(Aim) Write out all entries word for word.

(Material for the task)
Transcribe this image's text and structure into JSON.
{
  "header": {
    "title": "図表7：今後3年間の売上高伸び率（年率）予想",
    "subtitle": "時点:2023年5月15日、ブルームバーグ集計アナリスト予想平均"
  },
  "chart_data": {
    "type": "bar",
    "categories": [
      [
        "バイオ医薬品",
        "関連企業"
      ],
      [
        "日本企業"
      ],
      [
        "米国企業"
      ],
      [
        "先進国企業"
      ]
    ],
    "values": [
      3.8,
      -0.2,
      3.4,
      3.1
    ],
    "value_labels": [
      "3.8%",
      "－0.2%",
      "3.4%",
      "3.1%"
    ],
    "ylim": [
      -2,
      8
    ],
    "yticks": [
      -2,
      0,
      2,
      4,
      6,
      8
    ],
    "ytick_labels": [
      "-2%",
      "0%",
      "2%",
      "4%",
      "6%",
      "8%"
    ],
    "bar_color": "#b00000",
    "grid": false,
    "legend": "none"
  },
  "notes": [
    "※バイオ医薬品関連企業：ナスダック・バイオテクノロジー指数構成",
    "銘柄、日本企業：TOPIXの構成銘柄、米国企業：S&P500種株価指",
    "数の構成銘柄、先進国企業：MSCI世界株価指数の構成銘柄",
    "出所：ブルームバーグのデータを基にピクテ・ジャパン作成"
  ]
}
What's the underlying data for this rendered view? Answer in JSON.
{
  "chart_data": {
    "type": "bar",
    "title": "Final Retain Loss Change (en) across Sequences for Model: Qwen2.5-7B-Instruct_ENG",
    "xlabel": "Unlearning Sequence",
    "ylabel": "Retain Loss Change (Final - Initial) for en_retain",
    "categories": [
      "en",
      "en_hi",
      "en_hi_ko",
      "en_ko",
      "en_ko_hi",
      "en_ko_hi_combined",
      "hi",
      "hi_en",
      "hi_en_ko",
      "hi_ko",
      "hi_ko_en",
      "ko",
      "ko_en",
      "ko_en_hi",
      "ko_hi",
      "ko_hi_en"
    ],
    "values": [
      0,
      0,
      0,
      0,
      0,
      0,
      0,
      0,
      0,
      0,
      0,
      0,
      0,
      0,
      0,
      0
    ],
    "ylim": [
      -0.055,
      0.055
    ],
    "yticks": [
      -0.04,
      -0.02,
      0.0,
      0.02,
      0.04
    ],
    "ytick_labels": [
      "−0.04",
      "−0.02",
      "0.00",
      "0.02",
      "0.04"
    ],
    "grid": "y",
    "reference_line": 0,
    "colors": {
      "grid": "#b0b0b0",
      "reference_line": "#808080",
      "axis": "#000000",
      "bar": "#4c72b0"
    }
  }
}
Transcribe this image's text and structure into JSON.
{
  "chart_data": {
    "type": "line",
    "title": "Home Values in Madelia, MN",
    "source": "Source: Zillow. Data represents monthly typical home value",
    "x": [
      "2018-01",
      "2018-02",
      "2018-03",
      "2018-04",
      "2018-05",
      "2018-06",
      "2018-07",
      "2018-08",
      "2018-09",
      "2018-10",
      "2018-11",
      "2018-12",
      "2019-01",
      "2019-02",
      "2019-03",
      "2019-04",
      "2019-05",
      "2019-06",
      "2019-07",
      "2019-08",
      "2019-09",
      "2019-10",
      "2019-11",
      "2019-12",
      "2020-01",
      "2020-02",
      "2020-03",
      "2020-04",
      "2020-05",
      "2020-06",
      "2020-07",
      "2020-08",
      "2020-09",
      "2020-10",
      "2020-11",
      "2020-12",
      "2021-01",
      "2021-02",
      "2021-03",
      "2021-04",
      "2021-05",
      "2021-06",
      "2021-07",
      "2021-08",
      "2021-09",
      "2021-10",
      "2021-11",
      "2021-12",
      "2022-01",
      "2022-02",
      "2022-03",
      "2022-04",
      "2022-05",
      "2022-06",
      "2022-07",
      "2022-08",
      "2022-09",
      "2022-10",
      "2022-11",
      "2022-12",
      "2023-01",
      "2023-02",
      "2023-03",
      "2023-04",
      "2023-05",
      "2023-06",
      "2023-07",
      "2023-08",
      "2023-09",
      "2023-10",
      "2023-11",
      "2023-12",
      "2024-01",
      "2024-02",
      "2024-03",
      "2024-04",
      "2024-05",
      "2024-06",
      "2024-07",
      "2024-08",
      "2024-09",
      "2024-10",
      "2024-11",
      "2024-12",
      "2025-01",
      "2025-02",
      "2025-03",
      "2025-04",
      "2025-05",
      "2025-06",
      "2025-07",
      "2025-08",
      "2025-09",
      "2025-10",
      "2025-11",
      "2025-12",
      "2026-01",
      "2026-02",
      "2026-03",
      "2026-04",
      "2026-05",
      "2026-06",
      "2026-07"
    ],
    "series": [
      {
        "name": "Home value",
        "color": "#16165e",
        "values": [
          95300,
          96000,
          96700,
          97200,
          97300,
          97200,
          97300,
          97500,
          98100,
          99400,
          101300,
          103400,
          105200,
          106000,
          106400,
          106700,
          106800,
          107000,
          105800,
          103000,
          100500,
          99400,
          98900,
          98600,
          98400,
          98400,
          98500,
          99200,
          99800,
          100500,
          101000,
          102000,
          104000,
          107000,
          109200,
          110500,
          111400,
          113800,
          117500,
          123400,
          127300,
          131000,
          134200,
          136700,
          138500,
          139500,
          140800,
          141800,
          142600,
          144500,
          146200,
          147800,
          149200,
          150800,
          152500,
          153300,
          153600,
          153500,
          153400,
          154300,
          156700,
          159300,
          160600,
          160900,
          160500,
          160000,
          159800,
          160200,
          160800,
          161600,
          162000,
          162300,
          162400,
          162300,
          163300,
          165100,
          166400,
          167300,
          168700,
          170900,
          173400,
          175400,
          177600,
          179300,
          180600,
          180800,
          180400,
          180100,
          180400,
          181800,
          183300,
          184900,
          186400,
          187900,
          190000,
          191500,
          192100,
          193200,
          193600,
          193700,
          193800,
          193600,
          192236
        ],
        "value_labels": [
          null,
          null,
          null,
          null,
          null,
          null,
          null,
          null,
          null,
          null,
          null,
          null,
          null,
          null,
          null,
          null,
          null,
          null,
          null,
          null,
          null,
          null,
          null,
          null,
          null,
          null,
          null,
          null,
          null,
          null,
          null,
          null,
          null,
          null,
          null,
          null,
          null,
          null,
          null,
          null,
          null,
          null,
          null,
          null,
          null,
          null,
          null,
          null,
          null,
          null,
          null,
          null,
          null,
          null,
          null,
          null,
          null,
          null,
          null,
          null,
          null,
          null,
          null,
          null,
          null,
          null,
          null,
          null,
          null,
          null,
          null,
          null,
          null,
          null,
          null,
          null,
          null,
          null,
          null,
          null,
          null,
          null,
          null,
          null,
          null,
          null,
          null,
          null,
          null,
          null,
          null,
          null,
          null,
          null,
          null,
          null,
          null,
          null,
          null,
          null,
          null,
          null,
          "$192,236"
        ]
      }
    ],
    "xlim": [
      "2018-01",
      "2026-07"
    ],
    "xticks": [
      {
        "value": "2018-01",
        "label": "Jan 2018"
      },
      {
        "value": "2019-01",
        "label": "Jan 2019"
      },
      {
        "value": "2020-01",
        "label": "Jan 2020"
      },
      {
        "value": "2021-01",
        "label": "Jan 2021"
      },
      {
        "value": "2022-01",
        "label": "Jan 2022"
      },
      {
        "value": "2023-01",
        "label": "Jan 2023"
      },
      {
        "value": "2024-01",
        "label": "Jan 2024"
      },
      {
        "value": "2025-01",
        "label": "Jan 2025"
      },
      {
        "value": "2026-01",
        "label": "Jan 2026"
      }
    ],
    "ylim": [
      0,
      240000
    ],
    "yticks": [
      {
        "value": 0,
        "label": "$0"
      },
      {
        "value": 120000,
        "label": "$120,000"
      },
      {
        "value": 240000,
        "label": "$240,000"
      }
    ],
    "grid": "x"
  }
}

(Reply)
Transcribe this image's text and structure into JSON.
{
  "header": {
    "title": "図表7：今後3年間の売上高伸び率（年率）予想",
    "subtitle": "時点:2023年5月15日、ブルームバーグ集計アナリスト予想平均"
  },
  "chart_data": {
    "type": "bar",
    "categories": [
      [
        "バイオ医薬品",
        "関連企業"
      ],
      [
        "日本企業"
      ],
      [
        "米国企業"
      ],
      [
        "先進国企業"
      ]
    ],
    "values": [
      3.8,
      -0.2,
      3.4,
      3.1
    ],
    "value_labels": [
      "3.8%",
      "－0.2%",
      "3.4%",
      "3.1%"
    ],
    "ylim": [
      -2,
      8
    ],
    "yticks": [
      -2,
      0,
      2,
      4,
      6,
      8
    ],
    "ytick_labels": [
      "-2%",
      "0%",
      "2%",
      "4%",
      "6%",
      "8%"
    ],
    "bar_color": "#b00000",
    "grid": false,
    "legend": "none"
  },
  "notes": [
    "※バイオ医薬品関連企業：ナスダック・バイオテクノロジー指数構成",
    "銘柄、日本企業：TOPIXの構成銘柄、米国企業：S&P500種株価指",
    "数の構成銘柄、先進国企業：MSCI世界株価指数の構成銘柄",
    "出所：ブルームバーグのデータを基にピクテ・ジャパン作成"
  ]
}
What's the underlying data for this rendered view? Answer in JSON.
{
  "chart_data": {
    "type": "bar",
    "title": "Final Retain Loss Change (en) across Sequences for Model: Qwen2.5-7B-Instruct_ENG",
    "xlabel": "Unlearning Sequence",
    "ylabel": "Retain Loss Change (Final - Initial) for en_retain",
    "categories": [
      "en",
      "en_hi",
      "en_hi_ko",
      "en_ko",
      "en_ko_hi",
      "en_ko_hi_combined",
      "hi",
      "hi_en",
      "hi_en_ko",
      "hi_ko",
      "hi_ko_en",
      "ko",
      "ko_en",
      "ko_en_hi",
      "ko_hi",
      "ko_hi_en"
    ],
    "values": [
      0,
      0,
      0,
      0,
      0,
      0,
      0,
      0,
      0,
      0,
      0,
      0,
      0,
      0,
      0,
      0
    ],
    "ylim": [
      -0.055,
      0.055
    ],
    "yticks": [
      -0.04,
      -0.02,
      0.0,
      0.02,
      0.04
    ],
    "ytick_labels": [
      "−0.04",
      "−0.02",
      "0.00",
      "0.02",
      "0.04"
    ],
    "grid": "y",
    "reference_line": 0,
    "colors": {
      "grid": "#b0b0b0",
      "reference_line": "#808080",
      "axis": "#000000",
      "bar": "#4c72b0"
    }
  }
}
Transcribe this image's text and structure into JSON.
{
  "chart_data": {
    "type": "line",
    "title": "Home Values in Madelia, MN",
    "source": "Source: Zillow. Data represents monthly typical home value",
    "x": [
      "2018-01",
      "2018-02",
      "2018-03",
      "2018-04",
      "2018-05",
      "2018-06",
      "2018-07",
      "2018-08",
      "2018-09",
      "2018-10",
      "2018-11",
      "2018-12",
      "2019-01",
      "2019-02",
      "2019-03",
      "2019-04",
      "2019-05",
      "2019-06",
      "2019-07",
      "2019-08",
      "2019-09",
      "2019-10",
      "2019-11",
      "2019-12",
      "2020-01",
      "2020-02",
      "2020-03",
      "2020-04",
      "2020-05",
      "2020-06",
      "2020-07",
      "2020-08",
      "2020-09",
      "2020-10",
      "2020-11",
      "2020-12",
      "2021-01",
      "2021-02",
      "2021-03",
      "2021-04",
      "2021-05",
      "2021-06",
      "2021-07",
      "2021-08",
      "2021-09",
      "2021-10",
      "2021-11",
      "2021-12",
      "2022-01",
      "2022-02",
      "2022-03",
      "2022-04",
      "2022-05",
      "2022-06",
      "2022-07",
      "2022-08",
      "2022-09",
      "2022-10",
      "2022-11",
      "2022-12",
      "2023-01",
      "2023-02",
      "2023-03",
      "2023-04",
      "2023-05",
      "2023-06",
      "2023-07",
      "2023-08",
      "2023-09",
      "2023-10",
      "2023-11",
      "2023-12",
      "2024-01",
      "2024-02",
      "2024-03",
      "2024-04",
      "2024-05",
      "2024-06",
      "2024-07",
      "2024-08",
      "2024-09",
      "2024-10",
      "2024-11",
      "2024-12",
      "2025-01",
      "2025-02",
      "2025-03",
      "2025-04",
      "2025-05",
      "2025-06",
      "2025-07",
      "2025-08",
      "2025-09",
      "2025-10",
      "2025-11",
      "2025-12",
      "2026-01",
      "2026-02",
      "2026-03",
      "2026-04",
      "2026-05",
      "2026-06",
      "2026-07"
    ],
    "series": [
      {
        "name": "Home value",
        "color": "#16165e",
        "values": [
          95300,
          96000,
          96700,
          97200,
          97300,
          97200,
          97300,
          97500,
          98100,
          99400,
          101300,
          103400,
          105200,
          106000,
          106400,
          106700,
          106800,
          107000,
          105800,
          103000,
          100500,
          99400,
          98900,
          98600,
          98400,
          98400,
          98500,
          99200,
          99800,
          100500,
          101000,
          102000,
          104000,
          107000,
          109200,
          110500,
          111400,
          113800,
          117500,
          123400,
          127300,
          131000,
          134200,
          136700,
          138500,
          139500,
          140800,
          141800,
          142600,
          144500,
          146200,
          147800,
          149200,
          150800,
          152500,
          153300,
          153600,
          153500,
          153400,
          154300,
          156700,
          159300,
          160600,
          160900,
          160500,
          160000,
          159800,
          160200,
          160800,
          161600,
          162000,
          162300,
          162400,
          162300,
          163300,
          165100,
          166400,
          167300,
          168700,
          170900,
          173400,
          175400,
          177600,
          179300,
          180600,
          180800,
          180400,
          180100,
          180400,
          181800,
          183300,
          184900,
          186400,
          187900,
          190000,
          191500,
          192100,
          193200,
          193600,
          193700,
          193800,
          193600,
          192236
        ],
        "value_labels": [
          null,
          null,
          null,
          null,
          null,
          null,
          null,
          null,
          null,
          null,
          null,
          null,
          null,
          null,
          null,
          null,
          null,
          null,
          null,
          null,
          null,
          null,
          null,
          null,
          null,
          null,
          null,
          null,
          null,
          null,
          null,
          null,
          null,
          null,
          null,
          null,
          null,
          null,
          null,
          null,
          null,
          null,
          null,
          null,
          null,
          null,
          null,
          null,
          null,
          null,
          null,
          null,
          null,
          null,
          null,
          null,
          null,
          null,
          null,
          null,
          null,
          null,
          null,
          null,
          null,
          null,
          null,
          null,
          null,
          null,
          null,
          null,
          null,
          null,
          null,
          null,
          null,
          null,
          null,
          null,
          null,
          null,
          null,
          null,
          null,
          null,
          null,
          null,
          null,
          null,
          null,
          null,
          null,
          null,
          null,
          null,
          null,
          null,
          null,
          null,
          null,
          null,
          "$192,236"
        ]
      }
    ],
    "xlim": [
      "2018-01",
      "2026-07"
    ],
    "xticks": [
      {
        "value": "2018-01",
        "label": "Jan 2018"
      },
      {
        "value": "2019-01",
        "label": "Jan 2019"
      },
      {
        "value": "2020-01",
        "label": "Jan 2020"
      },
      {
        "value": "2021-01",
        "label": "Jan 2021"
      },
      {
        "value": "2022-01",
        "label": "Jan 2022"
      },
      {
        "value": "2023-01",
        "label": "Jan 2023"
      },
      {
        "value": "2024-01",
        "label": "Jan 2024"
      },
      {
        "value": "2025-01",
        "label": "Jan 2025"
      },
      {
        "value": "2026-01",
        "label": "Jan 2026"
      }
    ],
    "ylim": [
      0,
      240000
    ],
    "yticks": [
      {
        "value": 0,
        "label": "$0"
      },
      {
        "value": 120000,
        "label": "$120,000"
      },
      {
        "value": 240000,
        "label": "$240,000"
      }
    ],
    "grid": "x"
  }
}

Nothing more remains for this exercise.